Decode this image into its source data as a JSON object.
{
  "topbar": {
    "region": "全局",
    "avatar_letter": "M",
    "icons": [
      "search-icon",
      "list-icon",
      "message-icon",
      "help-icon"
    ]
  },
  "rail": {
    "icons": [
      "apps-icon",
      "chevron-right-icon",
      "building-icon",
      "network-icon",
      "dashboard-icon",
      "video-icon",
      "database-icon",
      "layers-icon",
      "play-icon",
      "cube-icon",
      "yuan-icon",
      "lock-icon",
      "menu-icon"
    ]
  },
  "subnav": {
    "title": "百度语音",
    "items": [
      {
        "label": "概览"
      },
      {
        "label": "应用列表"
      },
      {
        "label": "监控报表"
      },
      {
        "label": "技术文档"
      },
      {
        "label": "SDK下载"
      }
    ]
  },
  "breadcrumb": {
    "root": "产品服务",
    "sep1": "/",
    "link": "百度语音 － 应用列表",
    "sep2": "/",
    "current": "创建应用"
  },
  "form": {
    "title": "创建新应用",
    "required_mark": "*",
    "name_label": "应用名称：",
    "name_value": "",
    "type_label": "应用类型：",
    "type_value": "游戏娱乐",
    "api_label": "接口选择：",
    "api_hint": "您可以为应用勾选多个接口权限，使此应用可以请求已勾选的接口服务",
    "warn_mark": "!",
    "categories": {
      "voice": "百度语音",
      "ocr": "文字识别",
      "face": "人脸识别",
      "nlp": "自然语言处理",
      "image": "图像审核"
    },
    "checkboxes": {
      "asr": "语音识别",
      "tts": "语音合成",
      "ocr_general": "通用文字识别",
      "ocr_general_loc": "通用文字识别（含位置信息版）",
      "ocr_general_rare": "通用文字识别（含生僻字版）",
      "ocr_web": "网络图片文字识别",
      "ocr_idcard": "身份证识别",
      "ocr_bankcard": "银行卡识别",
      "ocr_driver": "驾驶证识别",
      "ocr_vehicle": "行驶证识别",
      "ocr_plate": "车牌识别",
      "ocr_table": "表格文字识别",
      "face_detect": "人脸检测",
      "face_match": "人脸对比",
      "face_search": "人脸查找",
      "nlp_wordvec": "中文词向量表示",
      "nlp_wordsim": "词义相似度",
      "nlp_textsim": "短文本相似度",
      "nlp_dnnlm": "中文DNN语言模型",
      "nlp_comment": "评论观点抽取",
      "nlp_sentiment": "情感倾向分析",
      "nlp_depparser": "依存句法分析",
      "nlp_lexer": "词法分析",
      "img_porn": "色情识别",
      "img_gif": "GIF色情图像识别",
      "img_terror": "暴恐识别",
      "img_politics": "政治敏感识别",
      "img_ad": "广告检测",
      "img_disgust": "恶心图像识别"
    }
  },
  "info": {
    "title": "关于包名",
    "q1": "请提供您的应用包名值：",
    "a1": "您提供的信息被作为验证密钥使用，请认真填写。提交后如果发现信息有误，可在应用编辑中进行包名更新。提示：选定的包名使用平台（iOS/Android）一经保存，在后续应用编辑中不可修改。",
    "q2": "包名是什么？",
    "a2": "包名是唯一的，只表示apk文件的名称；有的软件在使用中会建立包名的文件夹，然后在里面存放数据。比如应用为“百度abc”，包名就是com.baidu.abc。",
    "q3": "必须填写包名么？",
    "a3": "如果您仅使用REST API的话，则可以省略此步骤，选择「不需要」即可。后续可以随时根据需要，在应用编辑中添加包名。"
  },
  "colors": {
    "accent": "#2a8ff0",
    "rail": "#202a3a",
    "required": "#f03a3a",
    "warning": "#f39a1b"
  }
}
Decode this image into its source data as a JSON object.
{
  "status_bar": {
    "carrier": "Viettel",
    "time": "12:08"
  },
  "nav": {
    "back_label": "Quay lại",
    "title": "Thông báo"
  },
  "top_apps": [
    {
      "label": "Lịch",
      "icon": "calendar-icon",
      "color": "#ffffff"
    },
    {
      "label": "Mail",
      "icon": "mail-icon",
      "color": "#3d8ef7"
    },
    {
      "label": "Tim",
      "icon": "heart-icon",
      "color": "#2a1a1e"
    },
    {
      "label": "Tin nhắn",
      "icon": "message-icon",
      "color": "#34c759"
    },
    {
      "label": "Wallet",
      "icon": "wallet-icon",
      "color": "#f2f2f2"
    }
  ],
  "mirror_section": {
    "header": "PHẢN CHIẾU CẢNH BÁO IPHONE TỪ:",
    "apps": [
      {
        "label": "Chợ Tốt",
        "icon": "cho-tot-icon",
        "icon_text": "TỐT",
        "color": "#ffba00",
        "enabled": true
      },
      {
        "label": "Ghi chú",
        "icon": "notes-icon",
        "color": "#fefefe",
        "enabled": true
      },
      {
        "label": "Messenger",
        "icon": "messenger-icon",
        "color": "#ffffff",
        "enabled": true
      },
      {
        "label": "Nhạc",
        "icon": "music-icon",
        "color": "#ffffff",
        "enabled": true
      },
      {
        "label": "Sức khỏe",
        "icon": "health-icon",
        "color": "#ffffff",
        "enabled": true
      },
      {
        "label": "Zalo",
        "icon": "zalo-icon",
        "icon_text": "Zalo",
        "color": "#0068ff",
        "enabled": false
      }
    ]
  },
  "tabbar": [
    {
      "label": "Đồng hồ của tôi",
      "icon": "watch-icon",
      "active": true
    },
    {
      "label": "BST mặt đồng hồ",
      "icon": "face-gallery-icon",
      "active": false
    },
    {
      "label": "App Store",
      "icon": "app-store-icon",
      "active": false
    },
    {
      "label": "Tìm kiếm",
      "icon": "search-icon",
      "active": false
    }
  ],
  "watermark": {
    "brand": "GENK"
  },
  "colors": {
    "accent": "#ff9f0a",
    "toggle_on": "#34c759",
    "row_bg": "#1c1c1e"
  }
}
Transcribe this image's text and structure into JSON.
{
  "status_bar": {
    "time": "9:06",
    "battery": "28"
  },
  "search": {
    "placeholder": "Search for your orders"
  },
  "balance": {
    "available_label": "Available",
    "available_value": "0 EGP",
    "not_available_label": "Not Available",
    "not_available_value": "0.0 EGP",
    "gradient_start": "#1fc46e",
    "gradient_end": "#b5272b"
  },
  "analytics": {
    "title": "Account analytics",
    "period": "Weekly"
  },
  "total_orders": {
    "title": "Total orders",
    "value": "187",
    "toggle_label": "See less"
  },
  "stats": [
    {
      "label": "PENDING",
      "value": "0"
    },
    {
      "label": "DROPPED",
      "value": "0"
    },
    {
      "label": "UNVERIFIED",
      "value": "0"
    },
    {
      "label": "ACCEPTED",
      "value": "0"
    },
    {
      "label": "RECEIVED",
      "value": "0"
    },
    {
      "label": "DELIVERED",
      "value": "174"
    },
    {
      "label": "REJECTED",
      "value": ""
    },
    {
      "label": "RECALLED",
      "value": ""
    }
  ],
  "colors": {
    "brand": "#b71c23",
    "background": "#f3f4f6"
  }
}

........

_Task prompt:_ Set down all of the records shown above once more, exactly.

_Correct response:_
Decode this image into its source data as a JSON object.
{
  "topbar": {
    "region": "全局",
    "avatar_letter": "M",
    "icons": [
      "search-icon",
      "list-icon",
      "message-icon",
      "help-icon"
    ]
  },
  "rail": {
    "icons": [
      "apps-icon",
      "chevron-right-icon",
      "building-icon",
      "network-icon",
      "dashboard-icon",
      "video-icon",
      "database-icon",
      "layers-icon",
      "play-icon",
      "cube-icon",
      "yuan-icon",
      "lock-icon",
      "menu-icon"
    ]
  },
  "subnav": {
    "title": "百度语音",
    "items": [
      {
        "label": "概览"
      },
      {
        "label": "应用列表"
      },
      {
        "label": "监控报表"
      },
      {
        "label": "技术文档"
      },
      {
        "label": "SDK下载"
      }
    ]
  },
  "breadcrumb": {
    "root": "产品服务",
    "sep1": "/",
    "link": "百度语音 － 应用列表",
    "sep2": "/",
    "current": "创建应用"
  },
  "form": {
    "title": "创建新应用",
    "required_mark": "*",
    "name_label": "应用名称：",
    "name_value": "",
    "type_label": "应用类型：",
    "type_value": "游戏娱乐",
    "api_label": "接口选择：",
    "api_hint": "您可以为应用勾选多个接口权限，使此应用可以请求已勾选的接口服务",
    "warn_mark": "!",
    "categories": {
      "voice": "百度语音",
      "ocr": "文字识别",
      "face": "人脸识别",
      "nlp": "自然语言处理",
      "image": "图像审核"
    },
    "checkboxes": {
      "asr": "语音识别",
      "tts": "语音合成",
      "ocr_general": "通用文字识别",
      "ocr_general_loc": "通用文字识别（含位置信息版）",
      "ocr_general_rare": "通用文字识别（含生僻字版）",
      "ocr_web": "网络图片文字识别",
      "ocr_idcard": "身份证识别",
      "ocr_bankcard": "银行卡识别",
      "ocr_driver": "驾驶证识别",
      "ocr_vehicle": "行驶证识别",
      "ocr_plate": "车牌识别",
      "ocr_table": "表格文字识别",
      "face_detect": "人脸检测",
      "face_match": "人脸对比",
      "face_search": "人脸查找",
      "nlp_wordvec": "中文词向量表示",
      "nlp_wordsim": "词义相似度",
      "nlp_textsim": "短文本相似度",
      "nlp_dnnlm": "中文DNN语言模型",
      "nlp_comment": "评论观点抽取",
      "nlp_sentiment": "情感倾向分析",
      "nlp_depparser": "依存句法分析",
      "nlp_lexer": "词法分析",
      "img_porn": "色情识别",
      "img_gif": "GIF色情图像识别",
      "img_terror": "暴恐识别",
      "img_politics": "政治敏感识别",
      "img_ad": "广告检测",
      "img_disgust": "恶心图像识别"
    }
  },
  "info": {
    "title": "关于包名",
    "q1": "请提供您的应用包名值：",
    "a1": "您提供的信息被作为验证密钥使用，请认真填写。提交后如果发现信息有误，可在应用编辑中进行包名更新。提示：选定的包名使用平台（iOS/Android）一经保存，在后续应用编辑中不可修改。",
    "q2": "包名是什么？",
    "a2": "包名是唯一的，只表示apk文件的名称；有的软件在使用中会建立包名的文件夹，然后在里面存放数据。比如应用为“百度abc”，包名就是com.baidu.abc。",
    "q3": "必须填写包名么？",
    "a3": "如果您仅使用REST API的话，则可以省略此步骤，选择「不需要」即可。后续可以随时根据需要，在应用编辑中添加包名。"
  },
  "colors": {
    "accent": "#2a8ff0",
    "rail": "#202a3a",
    "required": "#f03a3a",
    "warning": "#f39a1b"
  }
}
Decode this image into its source data as a JSON object.
{
  "status_bar": {
    "carrier": "Viettel",
    "time": "12:08"
  },
  "nav": {
    "back_label": "Quay lại",
    "title": "Thông báo"
  },
  "top_apps": [
    {
      "label": "Lịch",
      "icon": "calendar-icon",
      "color": "#ffffff"
    },
    {
      "label": "Mail",
      "icon": "mail-icon",
      "color": "#3d8ef7"
    },
    {
      "label": "Tim",
      "icon": "heart-icon",
      "color": "#2a1a1e"
    },
    {
      "label": "Tin nhắn",
      "icon": "message-icon",
      "color": "#34c759"
    },
    {
      "label": "Wallet",
      "icon": "wallet-icon",
      "color": "#f2f2f2"
    }
  ],
  "mirror_section": {
    "header": "PHẢN CHIẾU CẢNH BÁO IPHONE TỪ:",
    "apps": [
      {
        "label": "Chợ Tốt",
        "icon": "cho-tot-icon",
        "icon_text": "TỐT",
        "color": "#ffba00",
        "enabled": true
      },
      {
        "label": "Ghi chú",
        "icon": "notes-icon",
        "color": "#fefefe",
        "enabled": true
      },
      {
        "label": "Messenger",
        "icon": "messenger-icon",
        "color": "#ffffff",
        "enabled": true
      },
      {
        "label": "Nhạc",
        "icon": "music-icon",
        "color": "#ffffff",
        "enabled": true
      },
      {
        "label": "Sức khỏe",
        "icon": "health-icon",
        "color": "#ffffff",
        "enabled": true
      },
      {
        "label": "Zalo",
        "icon": "zalo-icon",
        "icon_text": "Zalo",
        "color": "#0068ff",
        "enabled": false
      }
    ]
  },
  "tabbar": [
    {
      "label": "Đồng hồ của tôi",
      "icon": "watch-icon",
      "active": true
    },
    {
      "label": "BST mặt đồng hồ",
      "icon": "face-gallery-icon",
      "active": false
    },
    {
      "label": "App Store",
      "icon": "app-store-icon",
      "active": false
    },
    {
      "label": "Tìm kiếm",
      "icon": "search-icon",
      "active": false
    }
  ],
  "watermark": {
    "brand": "GENK"
  },
  "colors": {
    "accent": "#ff9f0a",
    "toggle_on": "#34c759",
    "row_bg": "#1c1c1e"
  }
}
Transcribe this image's text and structure into JSON.
{
  "status_bar": {
    "time": "9:06",
    "battery": "28"
  },
  "search": {
    "placeholder": "Search for your orders"
  },
  "balance": {
    "available_label": "Available",
    "available_value": "0 EGP",
    "not_available_label": "Not Available",
    "not_available_value": "0.0 EGP",
    "gradient_start": "#1fc46e",
    "gradient_end": "#b5272b"
  },
  "analytics": {
    "title": "Account analytics",
    "period": "Weekly"
  },
  "total_orders": {
    "title": "Total orders",
    "value": "187",
    "toggle_label": "See less"
  },
  "stats": [
    {
      "label": "PENDING",
      "value": "0"
    },
    {
      "label": "DROPPED",
      "value": "0"
    },
    {
      "label": "UNVERIFIED",
      "value": "0"
    },
    {
      "label": "ACCEPTED",
      "value": "0"
    },
    {
      "label": "RECEIVED",
      "value": "0"
    },
    {
      "label": "DELIVERED",
      "value": "174"
    },
    {
      "label": "REJECTED",
      "value": ""
    },
    {
      "label": "RECALLED",
      "value": ""
    }
  ],
  "colors": {
    "brand": "#b71c23",
    "background": "#f3f4f6"
  }
}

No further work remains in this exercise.